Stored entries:
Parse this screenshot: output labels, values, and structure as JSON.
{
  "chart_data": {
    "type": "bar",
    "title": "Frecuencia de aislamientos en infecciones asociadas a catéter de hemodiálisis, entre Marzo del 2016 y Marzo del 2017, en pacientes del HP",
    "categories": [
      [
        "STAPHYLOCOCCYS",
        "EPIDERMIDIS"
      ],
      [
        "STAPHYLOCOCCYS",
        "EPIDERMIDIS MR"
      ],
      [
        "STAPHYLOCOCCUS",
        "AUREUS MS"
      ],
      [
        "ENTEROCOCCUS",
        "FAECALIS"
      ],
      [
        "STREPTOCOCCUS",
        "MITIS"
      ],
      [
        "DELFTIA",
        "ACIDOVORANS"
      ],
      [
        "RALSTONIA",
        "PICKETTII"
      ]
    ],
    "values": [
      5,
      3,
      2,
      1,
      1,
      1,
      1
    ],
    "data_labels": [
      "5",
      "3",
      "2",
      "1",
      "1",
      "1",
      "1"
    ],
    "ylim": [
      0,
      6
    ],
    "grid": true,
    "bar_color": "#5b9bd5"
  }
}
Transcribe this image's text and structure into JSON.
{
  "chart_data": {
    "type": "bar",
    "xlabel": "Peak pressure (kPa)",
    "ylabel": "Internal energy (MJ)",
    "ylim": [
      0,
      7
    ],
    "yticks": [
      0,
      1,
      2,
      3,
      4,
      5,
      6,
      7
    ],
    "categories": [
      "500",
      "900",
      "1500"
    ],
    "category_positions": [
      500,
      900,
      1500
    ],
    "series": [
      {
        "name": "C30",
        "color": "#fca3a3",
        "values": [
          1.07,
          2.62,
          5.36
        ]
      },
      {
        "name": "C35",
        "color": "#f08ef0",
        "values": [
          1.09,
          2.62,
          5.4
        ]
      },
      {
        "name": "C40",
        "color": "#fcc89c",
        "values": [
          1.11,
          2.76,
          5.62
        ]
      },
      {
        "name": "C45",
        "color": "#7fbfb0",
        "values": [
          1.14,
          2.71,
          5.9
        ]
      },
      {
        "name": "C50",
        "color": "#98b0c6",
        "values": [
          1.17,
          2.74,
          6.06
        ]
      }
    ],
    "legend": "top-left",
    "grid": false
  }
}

**Work required**: Give the count of lines that hold the word "this", with nothing added.

**Task solution**: 2